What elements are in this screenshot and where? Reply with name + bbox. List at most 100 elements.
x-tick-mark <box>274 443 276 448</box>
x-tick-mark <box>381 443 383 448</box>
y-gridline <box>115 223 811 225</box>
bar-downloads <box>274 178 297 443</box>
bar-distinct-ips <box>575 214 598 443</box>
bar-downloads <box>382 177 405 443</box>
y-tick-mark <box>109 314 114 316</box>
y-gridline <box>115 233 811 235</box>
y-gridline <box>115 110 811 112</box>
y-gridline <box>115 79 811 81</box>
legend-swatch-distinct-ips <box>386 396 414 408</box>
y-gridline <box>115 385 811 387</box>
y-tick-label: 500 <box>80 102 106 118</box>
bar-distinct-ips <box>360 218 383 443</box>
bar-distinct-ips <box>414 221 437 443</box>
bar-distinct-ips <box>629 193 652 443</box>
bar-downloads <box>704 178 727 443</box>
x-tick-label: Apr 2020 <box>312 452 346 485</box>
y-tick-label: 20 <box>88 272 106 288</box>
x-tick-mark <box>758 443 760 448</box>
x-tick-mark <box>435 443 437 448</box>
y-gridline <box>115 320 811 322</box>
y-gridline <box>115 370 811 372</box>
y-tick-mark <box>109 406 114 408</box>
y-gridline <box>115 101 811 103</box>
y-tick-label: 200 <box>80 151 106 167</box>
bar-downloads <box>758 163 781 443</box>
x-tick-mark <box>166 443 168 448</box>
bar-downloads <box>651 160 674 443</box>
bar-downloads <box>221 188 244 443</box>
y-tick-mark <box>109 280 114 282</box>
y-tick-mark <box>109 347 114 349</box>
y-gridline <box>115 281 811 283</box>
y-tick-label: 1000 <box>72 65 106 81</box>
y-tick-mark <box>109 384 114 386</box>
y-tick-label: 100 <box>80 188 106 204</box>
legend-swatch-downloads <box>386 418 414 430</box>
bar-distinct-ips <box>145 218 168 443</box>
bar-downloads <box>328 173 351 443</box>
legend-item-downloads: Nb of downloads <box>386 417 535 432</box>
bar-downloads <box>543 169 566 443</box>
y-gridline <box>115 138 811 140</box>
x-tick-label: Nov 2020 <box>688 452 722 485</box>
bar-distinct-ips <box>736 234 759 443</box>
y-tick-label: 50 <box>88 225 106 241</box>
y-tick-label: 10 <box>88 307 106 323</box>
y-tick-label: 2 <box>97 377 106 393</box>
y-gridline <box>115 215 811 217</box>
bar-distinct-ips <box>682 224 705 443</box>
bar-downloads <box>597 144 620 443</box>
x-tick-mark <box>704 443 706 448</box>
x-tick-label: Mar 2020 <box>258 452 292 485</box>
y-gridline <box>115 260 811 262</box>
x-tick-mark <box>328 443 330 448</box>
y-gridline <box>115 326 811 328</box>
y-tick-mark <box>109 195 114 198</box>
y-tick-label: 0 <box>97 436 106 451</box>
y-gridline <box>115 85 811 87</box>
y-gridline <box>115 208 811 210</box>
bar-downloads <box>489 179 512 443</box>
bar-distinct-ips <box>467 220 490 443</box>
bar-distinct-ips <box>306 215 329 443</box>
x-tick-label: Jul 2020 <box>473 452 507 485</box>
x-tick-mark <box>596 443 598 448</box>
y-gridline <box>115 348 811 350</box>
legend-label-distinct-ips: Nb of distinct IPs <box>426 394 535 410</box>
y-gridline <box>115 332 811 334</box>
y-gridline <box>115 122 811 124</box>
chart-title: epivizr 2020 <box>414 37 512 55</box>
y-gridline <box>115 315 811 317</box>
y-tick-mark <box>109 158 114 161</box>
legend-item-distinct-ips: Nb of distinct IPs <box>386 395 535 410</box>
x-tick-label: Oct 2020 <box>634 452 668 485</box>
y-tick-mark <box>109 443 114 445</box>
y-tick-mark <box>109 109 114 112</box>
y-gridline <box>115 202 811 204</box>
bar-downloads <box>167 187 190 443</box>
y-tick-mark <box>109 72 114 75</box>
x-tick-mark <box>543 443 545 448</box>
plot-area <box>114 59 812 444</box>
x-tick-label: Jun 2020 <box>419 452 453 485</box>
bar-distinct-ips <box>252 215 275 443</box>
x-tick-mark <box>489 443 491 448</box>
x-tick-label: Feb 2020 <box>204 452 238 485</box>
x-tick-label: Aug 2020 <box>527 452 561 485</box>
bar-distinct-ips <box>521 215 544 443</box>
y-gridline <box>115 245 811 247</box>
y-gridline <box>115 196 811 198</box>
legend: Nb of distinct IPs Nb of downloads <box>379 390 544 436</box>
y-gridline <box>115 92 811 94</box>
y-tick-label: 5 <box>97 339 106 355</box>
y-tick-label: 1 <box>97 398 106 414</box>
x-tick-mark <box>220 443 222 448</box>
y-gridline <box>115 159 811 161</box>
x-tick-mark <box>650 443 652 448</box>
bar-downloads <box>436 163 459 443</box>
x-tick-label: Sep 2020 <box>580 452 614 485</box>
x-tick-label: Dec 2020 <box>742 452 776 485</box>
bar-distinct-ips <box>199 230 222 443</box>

◆ Exercise prompt
Retype the stretch from the start of the records through the line "bar-distinct-ips <box>575 214 598 443</box>", both ends included, with every character unchanged.

◆ Response
What elements are in this screenshot and where? Reply with name + bbox. List at most 100 elements.
x-tick-mark <box>274 443 276 448</box>
x-tick-mark <box>381 443 383 448</box>
y-gridline <box>115 223 811 225</box>
bar-downloads <box>274 178 297 443</box>
bar-distinct-ips <box>575 214 598 443</box>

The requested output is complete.